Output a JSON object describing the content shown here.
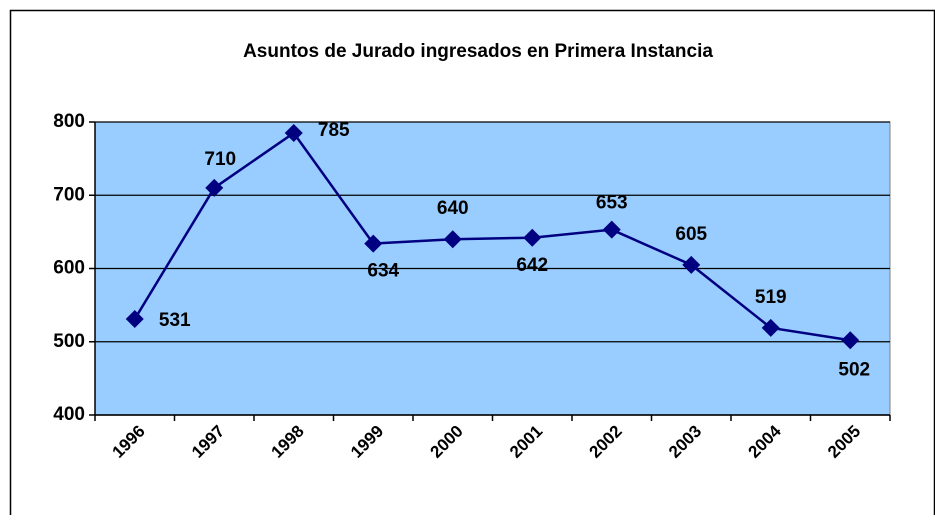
{
  "chart_data": {
    "type": "line",
    "title": "Asuntos de Jurado ingresados en Primera Instancia",
    "categories": [
      "1996",
      "1997",
      "1998",
      "1999",
      "2000",
      "2001",
      "2002",
      "2003",
      "2004",
      "2005"
    ],
    "series": [
      {
        "name": "Asuntos de Jurado",
        "color": "#000080",
        "values": [
          531,
          710,
          785,
          634,
          640,
          642,
          653,
          605,
          519,
          502
        ]
      }
    ],
    "ylim": [
      400,
      800
    ],
    "yticks": [
      400,
      500,
      600,
      700,
      800
    ],
    "grid": true,
    "plot_background": "#99ccff"
  }
}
# # # #
> [The request]:
Using the records above, retype everything exactly except the pictures.

> [Exercise result]:
Output a JSON object describing the content shown here.
{
  "chart_data": {
    "type": "line",
    "title": "Asuntos de Jurado ingresados en Primera Instancia",
    "categories": [
      "1996",
      "1997",
      "1998",
      "1999",
      "2000",
      "2001",
      "2002",
      "2003",
      "2004",
      "2005"
    ],
    "series": [
      {
        "name": "Asuntos de Jurado",
        "color": "#000080",
        "values": [
          531,
          710,
          785,
          634,
          640,
          642,
          653,
          605,
          519,
          502
        ]
      }
    ],
    "ylim": [
      400,
      800
    ],
    "yticks": [
      400,
      500,
      600,
      700,
      800
    ],
    "grid": true,
    "plot_background": "#99ccff"
  }
}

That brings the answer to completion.